-- RAW RECORDS --
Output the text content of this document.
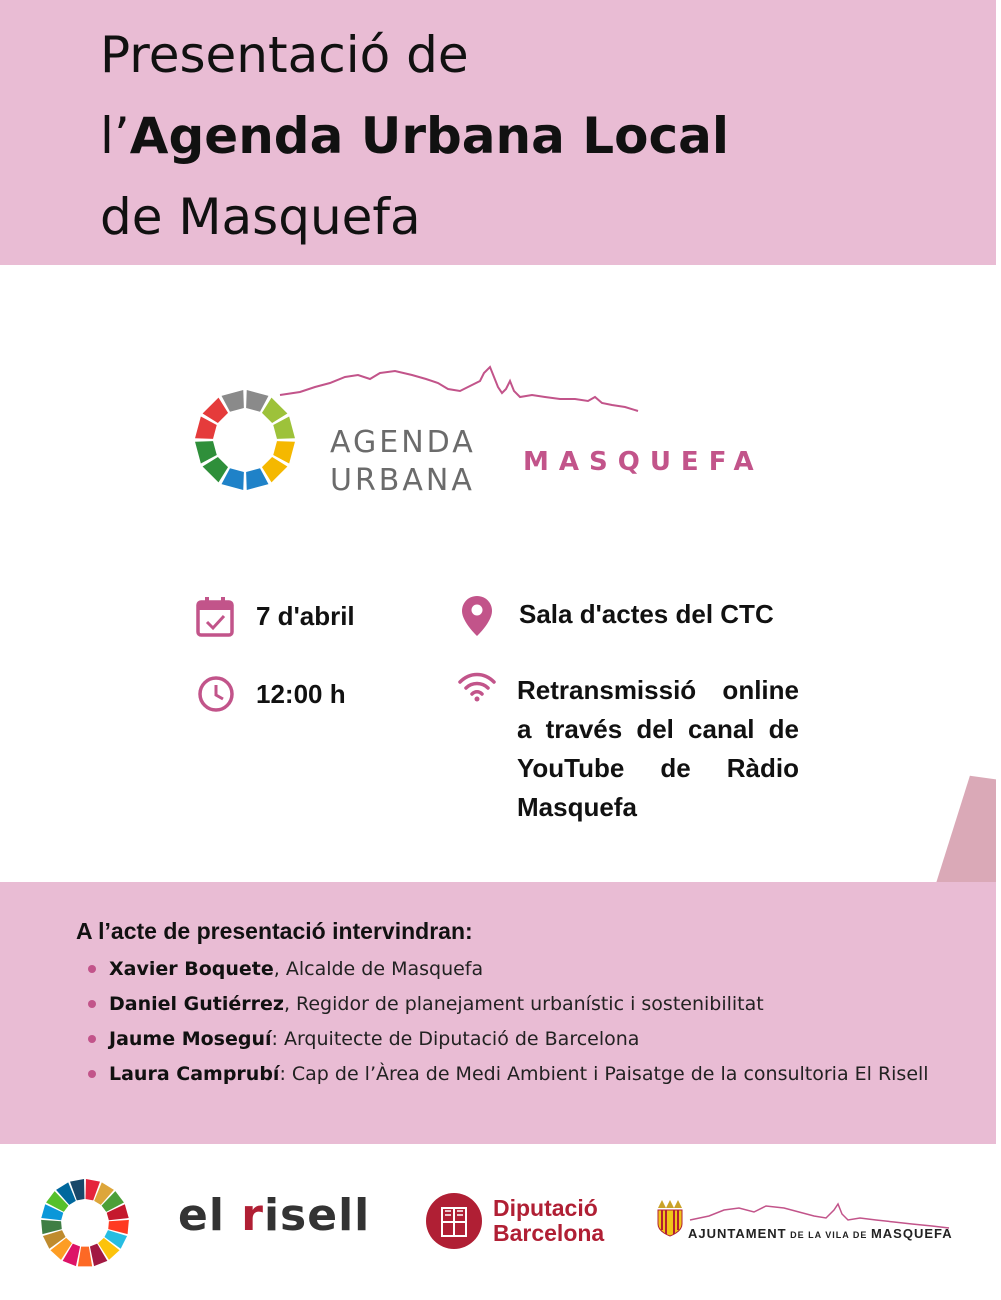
Presentació de
l’Agenda Urbana Local
de Masquefa
AGENDA
URBANA
MASQUEFA
7 d'abril
12:00 h
Sala d'actes del CTC
Retransmissió online a través del canal de YouTube de Ràdio Masquefa
A l’acte de presentació intervindran:
Xavier Boquete, Alcalde de Masquefa
Daniel Gutiérrez, Regidor de planejament urbanístic i sostenibilitat
Jaume Moseguí: Arquitecte de Diputació de Barcelona
Laura Camprubí: Cap de l’Àrea de Medi Ambient i Paisatge de la consultoria El Risell
el risell	Diputació
Barcelona	AJUNTAMENT DE LA VILA DE MASQUEFA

-- EXERCISE DIRECTIONS --
Copy out all of the data word for word. Do not carry over any picture.

-- COMPLETE ANSWER --
Output the text content of this document.
Presentació de
l’Agenda Urbana Local
de Masquefa
AGENDA
URBANA
MASQUEFA
7 d'abril
12:00 h
Sala d'actes del CTC
Retransmissió online a través del canal de YouTube de Ràdio Masquefa
A l’acte de presentació intervindran:
Xavier Boquete, Alcalde de Masquefa
Daniel Gutiérrez, Regidor de planejament urbanístic i sostenibilitat
Jaume Moseguí: Arquitecte de Diputació de Barcelona
Laura Camprubí: Cap de l’Àrea de Medi Ambient i Paisatge de la consultoria El Risell
el risell	Diputació
Barcelona	AJUNTAMENT DE LA VILA DE MASQUEFA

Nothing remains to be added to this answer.